**** Exercise material ****
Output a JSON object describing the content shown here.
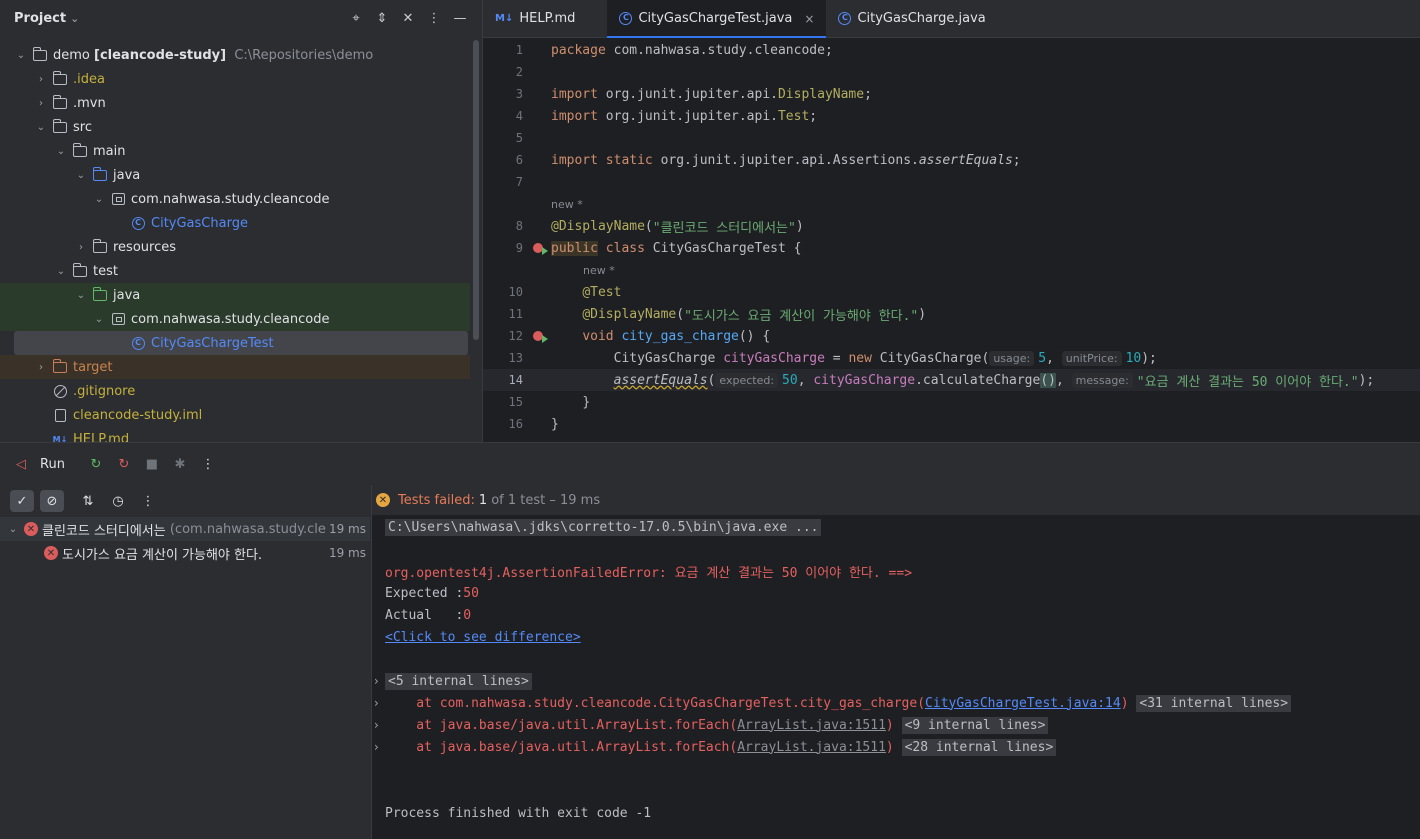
{
  "project": {
    "title": "Project",
    "tree": [
      {
        "label": "demo",
        "bold": "[cleancode-study]",
        "path": "C:\\Repositories\\demo"
      },
      {
        "label": ".idea"
      },
      {
        "label": ".mvn"
      },
      {
        "label": "src"
      },
      {
        "label": "main"
      },
      {
        "label": "java"
      },
      {
        "label": "com.nahwasa.study.cleancode"
      },
      {
        "label": "CityGasCharge"
      },
      {
        "label": "resources"
      },
      {
        "label": "test"
      },
      {
        "label": "java"
      },
      {
        "label": "com.nahwasa.study.cleancode"
      },
      {
        "label": "CityGasChargeTest"
      },
      {
        "label": "target"
      },
      {
        "label": ".gitignore"
      },
      {
        "label": "cleancode-study.iml"
      },
      {
        "label": "HELP.md"
      }
    ]
  },
  "editor": {
    "tabs": [
      {
        "icon": "M↓",
        "label": "HELP.md"
      },
      {
        "label": "CityGasChargeTest.java",
        "close": "×"
      },
      {
        "label": "CityGasCharge.java"
      }
    ],
    "hint_new": "new *",
    "lines": {
      "l1": {
        "n": "1",
        "kw": "package",
        "rest": " com.nahwasa.study.cleancode;"
      },
      "l2": {
        "n": "2"
      },
      "l3": {
        "n": "3",
        "kw": "import",
        "pre": " org.junit.jupiter.api.",
        "cls": "DisplayName",
        "post": ";"
      },
      "l4": {
        "n": "4",
        "kw": "import",
        "pre": " org.junit.jupiter.api.",
        "cls": "Test",
        "post": ";"
      },
      "l5": {
        "n": "5"
      },
      "l6": {
        "n": "6",
        "kw": "import static",
        "pre": " org.junit.jupiter.api.Assertions.",
        "cls": "assertEquals",
        "post": ";"
      },
      "l7": {
        "n": "7"
      },
      "l8": {
        "n": "8",
        "ann": "@DisplayName",
        "open": "(",
        "str": "\"클린코드 스터디에서는\"",
        "close": ")"
      },
      "l9": {
        "n": "9",
        "kw1": "public",
        "kw2": "class",
        "name": " CityGasChargeTest {"
      },
      "l10": {
        "n": "10",
        "ann": "@Test"
      },
      "l11": {
        "n": "11",
        "ann": "@DisplayName",
        "open": "(",
        "str": "\"도시가스 요금 계산이 가능해야 한다.\"",
        "close": ")"
      },
      "l12": {
        "n": "12",
        "kw": "void",
        "fn": " city_gas_charge",
        "rest": "() {"
      },
      "l13": {
        "n": "13",
        "type": "CityGasCharge ",
        "var": "cityGasCharge",
        "eq": " = ",
        "kw": "new",
        "ctor": " CityGasCharge(",
        "h1": "usage:",
        "v1": "5",
        "sep": ", ",
        "h2": "unitPrice:",
        "v2": "10",
        "end": ");"
      },
      "l14": {
        "n": "14",
        "fn": "assertEquals",
        "open": "(",
        "h1": "expected:",
        "v1": "50",
        "sep1": ", ",
        "var": "cityGasCharge",
        "dot": ".",
        "call": "calculateCharge",
        "paren": "()",
        "sep2": ", ",
        "h2": "message:",
        "str": "\"요금 계산 결과는 50 이어야 한다.\"",
        "end": ");"
      },
      "l15": {
        "n": "15",
        "t": "}"
      },
      "l16": {
        "n": "16",
        "t": "}"
      }
    }
  },
  "run": {
    "title": "Run",
    "status_prefix": "Tests failed:",
    "status_count": "1",
    "status_rest": "of 1 test – 19 ms",
    "tests": [
      {
        "name": "클린코드 스터디에서는",
        "pkg": "(com.nahwasa.study.cle",
        "dur": "19 ms"
      },
      {
        "name": "도시가스 요금 계산이 가능해야 한다.",
        "dur": "19 ms"
      }
    ],
    "console": {
      "cmd": "C:\\Users\\nahwasa\\.jdks\\corretto-17.0.5\\bin\\java.exe ...",
      "error": "org.opentest4j.AssertionFailedError: 요금 계산 결과는 50 이어야 한다. ==>",
      "expected_label": "Expected :",
      "expected_val": "50",
      "actual_label": "Actual   :",
      "actual_val": "0",
      "diff_link": "<Click to see difference>",
      "internal5": "<5 internal lines>",
      "at1": "    at com.nahwasa.study.cleancode.CityGasChargeTest.city_gas_charge(",
      "at1_link": "CityGasChargeTest.java:14",
      "at1_end": ")",
      "internal31": "<31 internal lines>",
      "at2": "    at java.base/java.util.ArrayList.forEach(",
      "at2_link": "ArrayList.java:1511",
      "at2_end": ")",
      "internal9": "<9 internal lines>",
      "at3": "    at java.base/java.util.ArrayList.forEach(",
      "at3_link": "ArrayList.java:1511",
      "at3_end": ")",
      "internal28": "<28 internal lines>",
      "finished": "Process finished with exit code -1"
    }
  },
  "colors": {
    "accent": "#3574f0",
    "error": "#db5c5c",
    "string": "#6aab73",
    "keyword": "#cf8e6d"
  }
}
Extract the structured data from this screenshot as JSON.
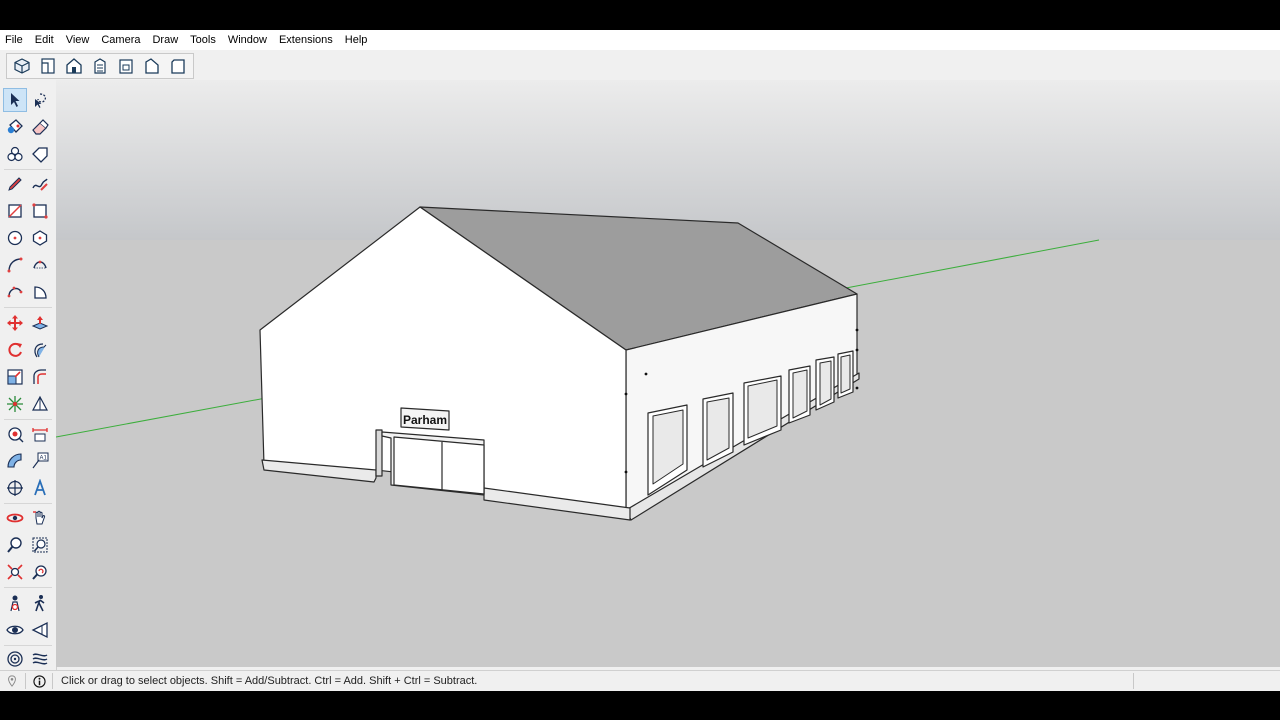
{
  "menu": {
    "file": "File",
    "edit": "Edit",
    "view": "View",
    "camera": "Camera",
    "draw": "Draw",
    "tools": "Tools",
    "window": "Window",
    "extensions": "Extensions",
    "help": "Help"
  },
  "toolbar": {
    "views": [
      "iso-view-icon",
      "top-view-icon",
      "front-view-icon",
      "right-view-icon",
      "back-view-icon",
      "left-view-icon",
      "bottom-view-icon"
    ]
  },
  "tools": [
    "select-icon",
    "lasso-icon",
    "paint-bucket-icon",
    "eraser-icon",
    "component-icon",
    "tag-icon",
    "pencil-icon",
    "freehand-icon",
    "rectangle-icon",
    "rotated-rectangle-icon",
    "circle-icon",
    "polygon-icon",
    "arc-icon",
    "two-point-arc-icon",
    "three-point-arc-icon",
    "pie-icon",
    "move-icon",
    "push-pull-icon",
    "rotate-icon",
    "follow-me-icon",
    "scale-icon",
    "offset-icon",
    "solid-tools-icon",
    "section-plane-icon",
    "tape-measure-icon",
    "dimension-icon",
    "protractor-icon",
    "text-icon",
    "axes-icon",
    "3d-text-icon",
    "orbit-icon",
    "pan-icon",
    "zoom-icon",
    "zoom-window-icon",
    "zoom-extents-icon",
    "previous-view-icon",
    "position-camera-icon",
    "walk-icon",
    "look-around-icon",
    "section-view-icon",
    "sandbox-icon",
    "smoove-icon"
  ],
  "model": {
    "sign_text": "Parham"
  },
  "colors": {
    "sky": "#c7c9cc",
    "ground": "#c9c9c9",
    "roof": "#9d9d9d",
    "wall": "#ffffff",
    "green_axis": "#3cae3c",
    "active_tool": "#cde4f7"
  },
  "status": {
    "message": "Click or drag to select objects. Shift = Add/Subtract. Ctrl = Add. Shift + Ctrl = Subtract."
  }
}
****
Write out every line of the entries that holds the word "error".

      "error": "org.opentest4j.AssertionFailedError: 요금 계산 결과는 50 이어야 한다. ==>",
    "error": "#db5c5c",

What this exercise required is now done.